◆ Short problem ◆
Every record must be repeated exactly; omit any pictures they contain.

◆ Source material ◆
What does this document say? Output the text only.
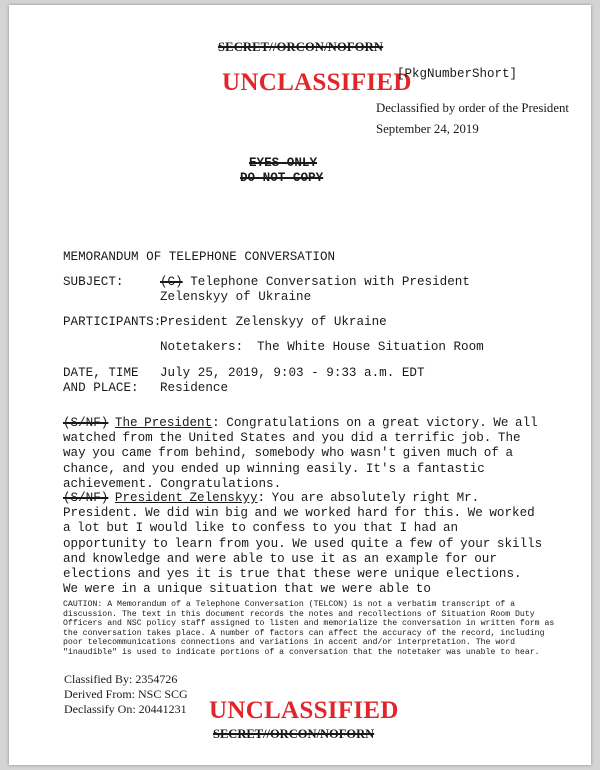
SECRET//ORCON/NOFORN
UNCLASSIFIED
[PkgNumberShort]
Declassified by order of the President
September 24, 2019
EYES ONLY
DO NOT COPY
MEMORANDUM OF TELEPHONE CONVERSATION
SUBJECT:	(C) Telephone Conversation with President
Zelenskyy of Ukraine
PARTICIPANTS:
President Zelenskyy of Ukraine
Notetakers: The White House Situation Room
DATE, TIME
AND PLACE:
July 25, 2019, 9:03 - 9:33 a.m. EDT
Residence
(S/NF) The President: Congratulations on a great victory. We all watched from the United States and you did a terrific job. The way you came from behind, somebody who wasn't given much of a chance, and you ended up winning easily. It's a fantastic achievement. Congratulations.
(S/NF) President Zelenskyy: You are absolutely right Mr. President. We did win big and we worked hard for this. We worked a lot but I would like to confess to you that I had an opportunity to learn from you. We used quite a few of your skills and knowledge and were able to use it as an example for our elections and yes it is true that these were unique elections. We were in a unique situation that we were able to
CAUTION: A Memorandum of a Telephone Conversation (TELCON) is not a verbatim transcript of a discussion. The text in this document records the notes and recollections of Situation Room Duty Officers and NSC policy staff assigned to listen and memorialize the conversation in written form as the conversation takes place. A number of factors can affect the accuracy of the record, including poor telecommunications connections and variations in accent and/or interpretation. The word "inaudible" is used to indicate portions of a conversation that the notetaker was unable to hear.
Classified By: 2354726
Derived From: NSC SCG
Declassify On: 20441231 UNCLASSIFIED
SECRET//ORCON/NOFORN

◆ Full response ◆
What does this document say? Output the text only.
SECRET//ORCON/NOFORN
UNCLASSIFIED
[PkgNumberShort]
Declassified by order of the President
September 24, 2019
EYES ONLY
DO NOT COPY
MEMORANDUM OF TELEPHONE CONVERSATION
SUBJECT:	(C) Telephone Conversation with President
Zelenskyy of Ukraine
PARTICIPANTS:
President Zelenskyy of Ukraine
Notetakers: The White House Situation Room
DATE, TIME
AND PLACE:
July 25, 2019, 9:03 - 9:33 a.m. EDT
Residence
(S/NF) The President: Congratulations on a great victory. We all watched from the United States and you did a terrific job. The way you came from behind, somebody who wasn't given much of a chance, and you ended up winning easily. It's a fantastic achievement. Congratulations.
(S/NF) President Zelenskyy: You are absolutely right Mr. President. We did win big and we worked hard for this. We worked a lot but I would like to confess to you that I had an opportunity to learn from you. We used quite a few of your skills and knowledge and were able to use it as an example for our elections and yes it is true that these were unique elections. We were in a unique situation that we were able to
CAUTION: A Memorandum of a Telephone Conversation (TELCON) is not a verbatim transcript of a discussion. The text in this document records the notes and recollections of Situation Room Duty Officers and NSC policy staff assigned to listen and memorialize the conversation in written form as the conversation takes place. A number of factors can affect the accuracy of the record, including poor telecommunications connections and variations in accent and/or interpretation. The word "inaudible" is used to indicate portions of a conversation that the notetaker was unable to hear.
Classified By: 2354726
Derived From: NSC SCG
Declassify On: 20441231 UNCLASSIFIED
SECRET//ORCON/NOFORN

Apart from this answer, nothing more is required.